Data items
----------------------------------------
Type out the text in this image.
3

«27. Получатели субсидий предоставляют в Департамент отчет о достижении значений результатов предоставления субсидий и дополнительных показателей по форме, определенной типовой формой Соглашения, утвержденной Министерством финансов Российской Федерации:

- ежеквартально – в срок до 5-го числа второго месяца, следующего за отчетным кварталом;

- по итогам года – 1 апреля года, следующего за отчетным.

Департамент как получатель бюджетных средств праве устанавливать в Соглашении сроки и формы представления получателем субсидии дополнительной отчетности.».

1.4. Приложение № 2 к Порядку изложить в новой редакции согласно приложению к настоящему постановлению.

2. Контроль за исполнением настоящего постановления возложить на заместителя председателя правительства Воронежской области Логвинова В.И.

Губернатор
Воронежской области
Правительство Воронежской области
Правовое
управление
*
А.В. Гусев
----------------------------------------
* **Exercise objective**
Print every entry exactly as written.

* **Solution to the problem**
Type out the text in this image.
3

«27. Получатели субсидий предоставляют в Департамент отчет о достижении значений результатов предоставления субсидий и дополнительных показателей по форме, определенной типовой формой Соглашения, утвержденной Министерством финансов Российской Федерации:

- ежеквартально – в срок до 5-го числа второго месяца, следующего за отчетным кварталом;

- по итогам года – 1 апреля года, следующего за отчетным.

Департамент как получатель бюджетных средств праве устанавливать в Соглашении сроки и формы представления получателем субсидии дополнительной отчетности.».

1.4. Приложение № 2 к Порядку изложить в новой редакции согласно приложению к настоящему постановлению.

2. Контроль за исполнением настоящего постановления возложить на заместителя председателя правительства Воронежской области Логвинова В.И.

Губернатор
Воронежской области
Правительство Воронежской области
Правовое
управление
*
А.В. Гусев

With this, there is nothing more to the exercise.